### TASK DIRECTIONS
Word for word, restate every line of the material.

Some records:
-=-=-
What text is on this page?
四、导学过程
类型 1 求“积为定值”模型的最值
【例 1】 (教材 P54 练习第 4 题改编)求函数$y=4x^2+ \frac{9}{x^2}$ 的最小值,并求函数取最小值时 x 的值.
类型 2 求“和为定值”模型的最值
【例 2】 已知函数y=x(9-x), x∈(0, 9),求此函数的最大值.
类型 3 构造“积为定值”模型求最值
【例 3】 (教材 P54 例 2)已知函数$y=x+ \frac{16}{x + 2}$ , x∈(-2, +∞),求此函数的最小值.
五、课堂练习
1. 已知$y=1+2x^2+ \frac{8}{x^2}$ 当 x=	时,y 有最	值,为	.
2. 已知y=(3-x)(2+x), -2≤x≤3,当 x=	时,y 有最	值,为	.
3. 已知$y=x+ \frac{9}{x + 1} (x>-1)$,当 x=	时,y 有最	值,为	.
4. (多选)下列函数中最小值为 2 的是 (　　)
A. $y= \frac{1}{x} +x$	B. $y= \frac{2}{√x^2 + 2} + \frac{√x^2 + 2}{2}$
-=-=-
### SOLVED EXERCISE
What text is on this page?
四、导学过程
类型 1 求“积为定值”模型的最值
【例 1】 (教材 P54 练习第 4 题改编)求函数$y=4x^2+ \frac{9}{x^2}$ 的最小值,并求函数取最小值时 x 的值.
类型 2 求“和为定值”模型的最值
【例 2】 已知函数y=x(9-x), x∈(0, 9),求此函数的最大值.
类型 3 构造“积为定值”模型求最值
【例 3】 (教材 P54 例 2)已知函数$y=x+ \frac{16}{x + 2}$ , x∈(-2, +∞),求此函数的最小值.
五、课堂练习
1. 已知$y=1+2x^2+ \frac{8}{x^2}$ 当 x=	时,y 有最	值,为	.
2. 已知y=(3-x)(2+x), -2≤x≤3,当 x=	时,y 有最	值,为	.
3. 已知$y=x+ \frac{9}{x + 1} (x>-1)$,当 x=	时,y 有最	值,为	.
4. (多选)下列函数中最小值为 2 的是 (　　)
A. $y= \frac{1}{x} +x$	B. $y= \frac{2}{√x^2 + 2} + \frac{√x^2 + 2}{2}$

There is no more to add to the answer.